**The exercise**: Bring together all lines of the material below that contain the string "Turkish".

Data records
****
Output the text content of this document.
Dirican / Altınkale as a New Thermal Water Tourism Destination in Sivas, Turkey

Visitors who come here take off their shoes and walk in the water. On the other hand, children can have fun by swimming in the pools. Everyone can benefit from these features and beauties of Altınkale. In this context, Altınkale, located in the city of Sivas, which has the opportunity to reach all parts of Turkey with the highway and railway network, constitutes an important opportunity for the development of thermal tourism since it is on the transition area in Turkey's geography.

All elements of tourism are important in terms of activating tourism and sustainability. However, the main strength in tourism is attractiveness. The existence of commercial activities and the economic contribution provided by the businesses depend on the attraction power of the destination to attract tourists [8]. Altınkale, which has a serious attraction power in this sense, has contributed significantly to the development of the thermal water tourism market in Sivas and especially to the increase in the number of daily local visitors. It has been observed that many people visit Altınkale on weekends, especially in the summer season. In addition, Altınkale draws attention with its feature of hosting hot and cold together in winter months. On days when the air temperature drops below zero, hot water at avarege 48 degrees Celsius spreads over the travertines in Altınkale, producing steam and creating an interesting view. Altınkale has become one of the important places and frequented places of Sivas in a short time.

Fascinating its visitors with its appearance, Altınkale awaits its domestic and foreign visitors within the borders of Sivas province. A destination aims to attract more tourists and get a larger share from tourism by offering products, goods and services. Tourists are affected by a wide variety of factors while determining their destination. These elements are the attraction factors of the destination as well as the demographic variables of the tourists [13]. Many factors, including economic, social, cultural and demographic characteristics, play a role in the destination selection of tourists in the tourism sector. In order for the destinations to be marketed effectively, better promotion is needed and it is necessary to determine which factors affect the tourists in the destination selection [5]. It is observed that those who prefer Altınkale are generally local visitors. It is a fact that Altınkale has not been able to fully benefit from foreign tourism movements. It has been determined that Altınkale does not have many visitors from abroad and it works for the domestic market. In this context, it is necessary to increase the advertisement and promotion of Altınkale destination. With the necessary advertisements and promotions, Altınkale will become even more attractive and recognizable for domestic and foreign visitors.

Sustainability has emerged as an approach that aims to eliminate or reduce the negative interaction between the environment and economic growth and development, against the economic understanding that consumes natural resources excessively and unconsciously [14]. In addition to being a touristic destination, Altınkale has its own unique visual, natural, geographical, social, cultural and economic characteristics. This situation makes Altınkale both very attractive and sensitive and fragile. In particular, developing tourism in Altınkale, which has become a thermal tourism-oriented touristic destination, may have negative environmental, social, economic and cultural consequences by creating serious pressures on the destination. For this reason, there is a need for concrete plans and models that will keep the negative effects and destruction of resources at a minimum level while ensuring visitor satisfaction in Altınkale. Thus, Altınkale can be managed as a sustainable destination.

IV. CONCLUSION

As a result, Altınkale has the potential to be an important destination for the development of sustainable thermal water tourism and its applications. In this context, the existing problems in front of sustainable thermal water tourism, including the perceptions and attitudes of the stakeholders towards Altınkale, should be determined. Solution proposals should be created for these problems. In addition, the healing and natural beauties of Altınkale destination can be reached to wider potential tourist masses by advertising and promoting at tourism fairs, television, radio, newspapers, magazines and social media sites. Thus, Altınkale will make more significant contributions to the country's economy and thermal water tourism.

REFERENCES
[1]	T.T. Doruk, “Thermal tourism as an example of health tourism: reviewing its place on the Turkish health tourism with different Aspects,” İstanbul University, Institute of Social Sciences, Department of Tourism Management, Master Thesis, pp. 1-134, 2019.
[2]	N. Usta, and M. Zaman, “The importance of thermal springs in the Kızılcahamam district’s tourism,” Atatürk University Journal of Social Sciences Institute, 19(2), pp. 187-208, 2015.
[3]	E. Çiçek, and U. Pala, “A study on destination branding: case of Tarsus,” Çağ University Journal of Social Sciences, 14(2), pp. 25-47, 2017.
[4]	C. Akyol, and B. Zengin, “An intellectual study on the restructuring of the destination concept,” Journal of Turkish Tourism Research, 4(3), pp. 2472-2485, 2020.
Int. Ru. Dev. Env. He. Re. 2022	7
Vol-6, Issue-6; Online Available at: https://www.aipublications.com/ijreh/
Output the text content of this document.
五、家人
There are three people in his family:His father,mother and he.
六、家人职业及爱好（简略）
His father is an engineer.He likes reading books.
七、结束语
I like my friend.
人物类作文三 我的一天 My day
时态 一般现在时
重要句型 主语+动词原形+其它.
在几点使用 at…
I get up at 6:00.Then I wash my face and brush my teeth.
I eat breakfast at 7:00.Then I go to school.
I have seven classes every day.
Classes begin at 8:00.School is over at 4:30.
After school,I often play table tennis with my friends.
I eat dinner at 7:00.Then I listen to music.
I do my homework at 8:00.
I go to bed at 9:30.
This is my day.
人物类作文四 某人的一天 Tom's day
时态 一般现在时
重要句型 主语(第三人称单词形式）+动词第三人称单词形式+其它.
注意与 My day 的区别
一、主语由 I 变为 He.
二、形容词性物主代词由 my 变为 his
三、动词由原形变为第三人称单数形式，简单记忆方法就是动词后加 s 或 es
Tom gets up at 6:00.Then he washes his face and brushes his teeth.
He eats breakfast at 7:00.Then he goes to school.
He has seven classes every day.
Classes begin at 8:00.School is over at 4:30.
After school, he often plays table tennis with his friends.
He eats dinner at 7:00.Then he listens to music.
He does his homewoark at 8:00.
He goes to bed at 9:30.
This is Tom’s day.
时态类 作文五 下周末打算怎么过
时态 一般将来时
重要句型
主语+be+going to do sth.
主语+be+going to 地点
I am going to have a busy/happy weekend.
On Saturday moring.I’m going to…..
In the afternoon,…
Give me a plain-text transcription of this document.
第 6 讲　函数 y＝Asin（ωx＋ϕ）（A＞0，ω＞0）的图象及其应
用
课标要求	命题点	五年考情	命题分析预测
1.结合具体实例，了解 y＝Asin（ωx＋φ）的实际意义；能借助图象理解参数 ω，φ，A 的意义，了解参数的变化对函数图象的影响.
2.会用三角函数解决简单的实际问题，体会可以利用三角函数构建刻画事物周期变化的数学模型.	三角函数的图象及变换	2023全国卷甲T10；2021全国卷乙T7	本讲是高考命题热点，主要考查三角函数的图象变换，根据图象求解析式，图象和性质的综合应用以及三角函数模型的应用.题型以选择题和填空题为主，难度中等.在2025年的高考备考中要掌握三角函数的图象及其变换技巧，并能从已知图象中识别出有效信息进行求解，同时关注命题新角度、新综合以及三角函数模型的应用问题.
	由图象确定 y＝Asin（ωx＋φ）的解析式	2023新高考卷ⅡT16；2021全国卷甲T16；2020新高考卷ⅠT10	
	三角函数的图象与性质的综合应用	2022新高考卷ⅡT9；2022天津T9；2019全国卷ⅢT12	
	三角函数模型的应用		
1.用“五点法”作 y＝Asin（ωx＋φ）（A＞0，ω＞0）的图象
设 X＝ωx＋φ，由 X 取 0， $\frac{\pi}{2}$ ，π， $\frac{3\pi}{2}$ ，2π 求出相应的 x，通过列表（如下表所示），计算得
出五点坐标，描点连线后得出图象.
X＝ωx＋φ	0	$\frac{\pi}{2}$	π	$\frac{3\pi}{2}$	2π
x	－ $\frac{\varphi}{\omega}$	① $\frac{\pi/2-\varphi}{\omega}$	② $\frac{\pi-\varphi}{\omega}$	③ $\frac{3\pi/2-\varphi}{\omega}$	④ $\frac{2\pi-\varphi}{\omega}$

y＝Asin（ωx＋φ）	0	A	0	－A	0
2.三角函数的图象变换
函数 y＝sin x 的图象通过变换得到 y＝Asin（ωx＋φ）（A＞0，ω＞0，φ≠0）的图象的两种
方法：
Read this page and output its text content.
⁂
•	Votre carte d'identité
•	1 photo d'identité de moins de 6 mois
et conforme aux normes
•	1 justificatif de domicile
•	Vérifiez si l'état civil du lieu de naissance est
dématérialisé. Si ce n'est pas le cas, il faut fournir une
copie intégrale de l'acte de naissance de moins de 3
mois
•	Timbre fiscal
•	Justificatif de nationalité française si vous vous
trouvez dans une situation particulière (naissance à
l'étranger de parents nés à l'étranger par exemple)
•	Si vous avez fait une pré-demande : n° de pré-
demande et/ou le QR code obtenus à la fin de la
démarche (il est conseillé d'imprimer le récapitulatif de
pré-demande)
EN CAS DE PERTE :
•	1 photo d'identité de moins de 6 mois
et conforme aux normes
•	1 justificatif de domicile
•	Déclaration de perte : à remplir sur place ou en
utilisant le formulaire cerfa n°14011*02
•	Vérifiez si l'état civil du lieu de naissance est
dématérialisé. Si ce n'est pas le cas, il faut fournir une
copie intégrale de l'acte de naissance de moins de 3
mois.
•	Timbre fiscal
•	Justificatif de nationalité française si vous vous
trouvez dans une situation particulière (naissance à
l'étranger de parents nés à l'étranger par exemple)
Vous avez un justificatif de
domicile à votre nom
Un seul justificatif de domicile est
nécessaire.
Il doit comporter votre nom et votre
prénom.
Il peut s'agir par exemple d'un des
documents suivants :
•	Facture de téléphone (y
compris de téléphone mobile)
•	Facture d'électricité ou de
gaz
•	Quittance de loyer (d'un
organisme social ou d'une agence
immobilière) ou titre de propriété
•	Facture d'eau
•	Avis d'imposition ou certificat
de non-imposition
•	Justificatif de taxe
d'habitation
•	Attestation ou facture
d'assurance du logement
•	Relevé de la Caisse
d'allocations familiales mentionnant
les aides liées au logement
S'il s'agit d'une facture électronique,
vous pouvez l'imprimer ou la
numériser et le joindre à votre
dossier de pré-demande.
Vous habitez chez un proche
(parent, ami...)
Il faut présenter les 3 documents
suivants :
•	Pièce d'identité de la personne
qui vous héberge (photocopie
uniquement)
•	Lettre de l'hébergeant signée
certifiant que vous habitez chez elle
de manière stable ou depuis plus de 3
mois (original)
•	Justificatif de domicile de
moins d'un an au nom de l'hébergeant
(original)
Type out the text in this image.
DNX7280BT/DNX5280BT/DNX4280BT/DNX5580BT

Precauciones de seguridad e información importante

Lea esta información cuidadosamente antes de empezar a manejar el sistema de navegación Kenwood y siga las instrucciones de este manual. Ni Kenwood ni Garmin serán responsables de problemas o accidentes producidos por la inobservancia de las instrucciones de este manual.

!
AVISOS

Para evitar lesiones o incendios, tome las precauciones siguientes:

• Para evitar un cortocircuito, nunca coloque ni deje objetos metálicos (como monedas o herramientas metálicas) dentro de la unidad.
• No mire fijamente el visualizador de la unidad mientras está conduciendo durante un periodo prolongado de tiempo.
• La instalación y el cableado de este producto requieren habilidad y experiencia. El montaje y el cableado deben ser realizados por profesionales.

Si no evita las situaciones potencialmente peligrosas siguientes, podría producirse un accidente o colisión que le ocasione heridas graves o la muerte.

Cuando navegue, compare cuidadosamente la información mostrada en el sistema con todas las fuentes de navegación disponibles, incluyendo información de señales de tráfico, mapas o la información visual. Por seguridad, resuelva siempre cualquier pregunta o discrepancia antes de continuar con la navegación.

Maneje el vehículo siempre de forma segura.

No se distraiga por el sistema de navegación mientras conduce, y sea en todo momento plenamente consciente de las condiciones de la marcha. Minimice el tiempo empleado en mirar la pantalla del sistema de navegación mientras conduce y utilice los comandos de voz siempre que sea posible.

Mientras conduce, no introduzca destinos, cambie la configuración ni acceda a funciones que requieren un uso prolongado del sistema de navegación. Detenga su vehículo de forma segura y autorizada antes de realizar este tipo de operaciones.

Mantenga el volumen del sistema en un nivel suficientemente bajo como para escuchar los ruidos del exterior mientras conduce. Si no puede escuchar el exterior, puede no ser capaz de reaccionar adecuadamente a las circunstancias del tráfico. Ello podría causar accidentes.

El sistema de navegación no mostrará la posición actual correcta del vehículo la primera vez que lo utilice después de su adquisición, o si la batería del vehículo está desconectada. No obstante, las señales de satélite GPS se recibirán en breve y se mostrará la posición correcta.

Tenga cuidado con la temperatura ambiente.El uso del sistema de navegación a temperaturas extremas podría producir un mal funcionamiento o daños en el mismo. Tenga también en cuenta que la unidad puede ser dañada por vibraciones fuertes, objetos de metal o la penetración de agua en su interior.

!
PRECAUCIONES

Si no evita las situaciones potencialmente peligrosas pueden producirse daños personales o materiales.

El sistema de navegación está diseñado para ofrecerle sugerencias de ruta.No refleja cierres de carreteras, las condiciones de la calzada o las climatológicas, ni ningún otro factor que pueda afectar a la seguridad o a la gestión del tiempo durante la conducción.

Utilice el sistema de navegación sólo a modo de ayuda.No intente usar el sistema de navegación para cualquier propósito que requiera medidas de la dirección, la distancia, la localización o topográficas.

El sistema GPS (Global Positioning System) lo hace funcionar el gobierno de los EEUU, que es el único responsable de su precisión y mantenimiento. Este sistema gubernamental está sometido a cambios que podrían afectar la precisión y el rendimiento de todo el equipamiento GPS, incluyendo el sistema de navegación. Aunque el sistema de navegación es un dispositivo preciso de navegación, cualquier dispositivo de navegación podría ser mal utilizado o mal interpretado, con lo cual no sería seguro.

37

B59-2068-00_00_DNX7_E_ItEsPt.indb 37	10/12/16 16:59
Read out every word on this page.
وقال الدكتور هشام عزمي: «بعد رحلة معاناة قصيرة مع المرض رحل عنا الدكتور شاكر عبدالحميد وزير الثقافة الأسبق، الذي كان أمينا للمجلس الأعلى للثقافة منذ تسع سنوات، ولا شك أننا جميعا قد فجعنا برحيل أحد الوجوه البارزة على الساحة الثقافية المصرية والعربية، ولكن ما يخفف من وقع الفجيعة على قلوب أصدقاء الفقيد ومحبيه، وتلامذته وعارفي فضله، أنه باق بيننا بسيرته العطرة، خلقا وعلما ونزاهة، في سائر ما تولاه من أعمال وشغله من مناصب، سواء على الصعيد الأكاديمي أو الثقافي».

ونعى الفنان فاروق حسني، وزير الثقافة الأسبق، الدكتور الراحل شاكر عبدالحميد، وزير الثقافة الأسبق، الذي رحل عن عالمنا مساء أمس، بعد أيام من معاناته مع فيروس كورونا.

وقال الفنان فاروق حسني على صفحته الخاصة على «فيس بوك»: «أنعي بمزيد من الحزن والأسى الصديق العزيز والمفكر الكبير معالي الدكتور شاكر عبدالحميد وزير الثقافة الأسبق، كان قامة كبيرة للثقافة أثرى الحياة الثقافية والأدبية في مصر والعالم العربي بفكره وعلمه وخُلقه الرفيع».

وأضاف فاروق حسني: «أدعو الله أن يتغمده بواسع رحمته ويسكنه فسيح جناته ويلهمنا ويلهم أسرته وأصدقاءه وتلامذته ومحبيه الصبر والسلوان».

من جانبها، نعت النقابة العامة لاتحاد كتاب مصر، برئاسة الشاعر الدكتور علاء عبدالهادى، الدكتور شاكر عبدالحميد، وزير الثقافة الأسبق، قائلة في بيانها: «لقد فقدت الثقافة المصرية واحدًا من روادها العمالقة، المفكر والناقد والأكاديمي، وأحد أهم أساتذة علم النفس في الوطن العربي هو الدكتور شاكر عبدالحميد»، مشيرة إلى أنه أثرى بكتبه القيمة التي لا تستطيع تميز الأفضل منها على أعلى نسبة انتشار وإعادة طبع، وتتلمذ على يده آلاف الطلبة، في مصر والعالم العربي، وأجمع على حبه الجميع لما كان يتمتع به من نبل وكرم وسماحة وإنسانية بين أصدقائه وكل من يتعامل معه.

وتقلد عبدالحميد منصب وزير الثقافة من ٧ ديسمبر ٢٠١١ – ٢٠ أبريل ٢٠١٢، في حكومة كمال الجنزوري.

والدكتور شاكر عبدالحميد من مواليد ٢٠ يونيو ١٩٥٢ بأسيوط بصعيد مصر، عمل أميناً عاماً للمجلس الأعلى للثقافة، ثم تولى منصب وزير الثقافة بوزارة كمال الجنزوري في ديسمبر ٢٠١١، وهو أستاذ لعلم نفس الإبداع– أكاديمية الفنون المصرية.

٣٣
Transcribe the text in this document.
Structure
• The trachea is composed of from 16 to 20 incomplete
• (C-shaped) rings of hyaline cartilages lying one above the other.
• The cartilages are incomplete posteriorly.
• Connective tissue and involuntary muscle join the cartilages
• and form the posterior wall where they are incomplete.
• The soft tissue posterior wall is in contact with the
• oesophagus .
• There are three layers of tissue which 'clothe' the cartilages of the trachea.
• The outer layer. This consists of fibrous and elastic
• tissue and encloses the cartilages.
****
**Result**:
[1]	T.T. Doruk, “Thermal tourism as an example of health tourism: reviewing its place on the Turkish health tourism with different Aspects,” İstanbul University, Institute of Social Sciences, Department of Tourism Management, Master Thesis, pp. 1-134, 2019.
[4]	C. Akyol, and B. Zengin, “An intellectual study on the restructuring of the destination concept,” Journal of Turkish Tourism Research, 4(3), pp. 2472-2485, 2020.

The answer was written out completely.